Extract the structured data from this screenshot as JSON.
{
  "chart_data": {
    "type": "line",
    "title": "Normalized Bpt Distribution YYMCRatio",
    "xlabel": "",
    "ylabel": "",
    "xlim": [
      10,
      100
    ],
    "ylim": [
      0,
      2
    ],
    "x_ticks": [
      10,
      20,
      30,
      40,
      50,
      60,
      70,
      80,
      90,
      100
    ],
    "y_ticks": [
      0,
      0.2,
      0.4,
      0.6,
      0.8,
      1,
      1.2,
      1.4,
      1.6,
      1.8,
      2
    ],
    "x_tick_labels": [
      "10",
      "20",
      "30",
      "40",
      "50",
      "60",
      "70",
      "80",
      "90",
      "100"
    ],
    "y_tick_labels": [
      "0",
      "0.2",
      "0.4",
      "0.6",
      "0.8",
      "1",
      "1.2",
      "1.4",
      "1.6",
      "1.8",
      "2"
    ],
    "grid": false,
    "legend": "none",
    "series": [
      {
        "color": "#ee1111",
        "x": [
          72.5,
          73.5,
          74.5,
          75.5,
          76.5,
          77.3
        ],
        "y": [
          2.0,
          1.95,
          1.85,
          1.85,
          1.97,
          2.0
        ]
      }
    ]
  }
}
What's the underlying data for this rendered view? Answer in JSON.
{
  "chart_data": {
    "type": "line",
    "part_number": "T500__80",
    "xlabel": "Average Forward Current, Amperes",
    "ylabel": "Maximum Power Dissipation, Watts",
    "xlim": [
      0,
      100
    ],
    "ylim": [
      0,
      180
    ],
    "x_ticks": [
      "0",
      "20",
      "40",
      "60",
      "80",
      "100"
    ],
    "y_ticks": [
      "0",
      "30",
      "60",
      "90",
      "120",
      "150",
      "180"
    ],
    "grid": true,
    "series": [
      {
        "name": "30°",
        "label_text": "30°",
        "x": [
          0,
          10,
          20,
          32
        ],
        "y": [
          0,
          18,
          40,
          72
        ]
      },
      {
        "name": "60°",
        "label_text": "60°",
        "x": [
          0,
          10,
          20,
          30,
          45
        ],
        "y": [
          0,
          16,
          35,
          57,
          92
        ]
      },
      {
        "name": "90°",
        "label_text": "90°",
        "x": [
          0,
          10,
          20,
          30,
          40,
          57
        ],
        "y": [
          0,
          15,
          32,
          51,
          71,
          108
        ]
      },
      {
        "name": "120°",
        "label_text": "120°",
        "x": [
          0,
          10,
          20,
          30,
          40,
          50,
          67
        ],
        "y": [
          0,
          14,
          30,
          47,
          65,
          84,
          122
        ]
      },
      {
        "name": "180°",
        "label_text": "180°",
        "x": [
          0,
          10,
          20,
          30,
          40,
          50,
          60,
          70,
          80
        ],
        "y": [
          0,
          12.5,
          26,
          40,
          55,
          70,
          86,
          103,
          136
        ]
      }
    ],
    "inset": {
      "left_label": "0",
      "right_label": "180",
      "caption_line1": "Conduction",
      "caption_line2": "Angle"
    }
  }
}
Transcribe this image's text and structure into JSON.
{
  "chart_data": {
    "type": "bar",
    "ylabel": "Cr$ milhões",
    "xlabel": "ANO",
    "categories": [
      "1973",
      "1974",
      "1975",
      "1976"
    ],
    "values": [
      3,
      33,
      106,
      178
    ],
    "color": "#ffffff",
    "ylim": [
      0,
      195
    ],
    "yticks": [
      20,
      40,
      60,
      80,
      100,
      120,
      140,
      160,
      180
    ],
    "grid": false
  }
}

Problem ->
Print out the whole listing exactly as it appears.

Task result ->
Extract the structured data from this screenshot as JSON.
{
  "chart_data": {
    "type": "line",
    "title": "Normalized Bpt Distribution YYMCRatio",
    "xlabel": "",
    "ylabel": "",
    "xlim": [
      10,
      100
    ],
    "ylim": [
      0,
      2
    ],
    "x_ticks": [
      10,
      20,
      30,
      40,
      50,
      60,
      70,
      80,
      90,
      100
    ],
    "y_ticks": [
      0,
      0.2,
      0.4,
      0.6,
      0.8,
      1,
      1.2,
      1.4,
      1.6,
      1.8,
      2
    ],
    "x_tick_labels": [
      "10",
      "20",
      "30",
      "40",
      "50",
      "60",
      "70",
      "80",
      "90",
      "100"
    ],
    "y_tick_labels": [
      "0",
      "0.2",
      "0.4",
      "0.6",
      "0.8",
      "1",
      "1.2",
      "1.4",
      "1.6",
      "1.8",
      "2"
    ],
    "grid": false,
    "legend": "none",
    "series": [
      {
        "color": "#ee1111",
        "x": [
          72.5,
          73.5,
          74.5,
          75.5,
          76.5,
          77.3
        ],
        "y": [
          2.0,
          1.95,
          1.85,
          1.85,
          1.97,
          2.0
        ]
      }
    ]
  }
}
What's the underlying data for this rendered view? Answer in JSON.
{
  "chart_data": {
    "type": "line",
    "part_number": "T500__80",
    "xlabel": "Average Forward Current, Amperes",
    "ylabel": "Maximum Power Dissipation, Watts",
    "xlim": [
      0,
      100
    ],
    "ylim": [
      0,
      180
    ],
    "x_ticks": [
      "0",
      "20",
      "40",
      "60",
      "80",
      "100"
    ],
    "y_ticks": [
      "0",
      "30",
      "60",
      "90",
      "120",
      "150",
      "180"
    ],
    "grid": true,
    "series": [
      {
        "name": "30°",
        "label_text": "30°",
        "x": [
          0,
          10,
          20,
          32
        ],
        "y": [
          0,
          18,
          40,
          72
        ]
      },
      {
        "name": "60°",
        "label_text": "60°",
        "x": [
          0,
          10,
          20,
          30,
          45
        ],
        "y": [
          0,
          16,
          35,
          57,
          92
        ]
      },
      {
        "name": "90°",
        "label_text": "90°",
        "x": [
          0,
          10,
          20,
          30,
          40,
          57
        ],
        "y": [
          0,
          15,
          32,
          51,
          71,
          108
        ]
      },
      {
        "name": "120°",
        "label_text": "120°",
        "x": [
          0,
          10,
          20,
          30,
          40,
          50,
          67
        ],
        "y": [
          0,
          14,
          30,
          47,
          65,
          84,
          122
        ]
      },
      {
        "name": "180°",
        "label_text": "180°",
        "x": [
          0,
          10,
          20,
          30,
          40,
          50,
          60,
          70,
          80
        ],
        "y": [
          0,
          12.5,
          26,
          40,
          55,
          70,
          86,
          103,
          136
        ]
      }
    ],
    "inset": {
      "left_label": "0",
      "right_label": "180",
      "caption_line1": "Conduction",
      "caption_line2": "Angle"
    }
  }
}
Transcribe this image's text and structure into JSON.
{
  "chart_data": {
    "type": "bar",
    "ylabel": "Cr$ milhões",
    "xlabel": "ANO",
    "categories": [
      "1973",
      "1974",
      "1975",
      "1976"
    ],
    "values": [
      3,
      33,
      106,
      178
    ],
    "color": "#ffffff",
    "ylim": [
      0,
      195
    ],
    "yticks": [
      20,
      40,
      60,
      80,
      100,
      120,
      140,
      160,
      180
    ],
    "grid": false
  }
}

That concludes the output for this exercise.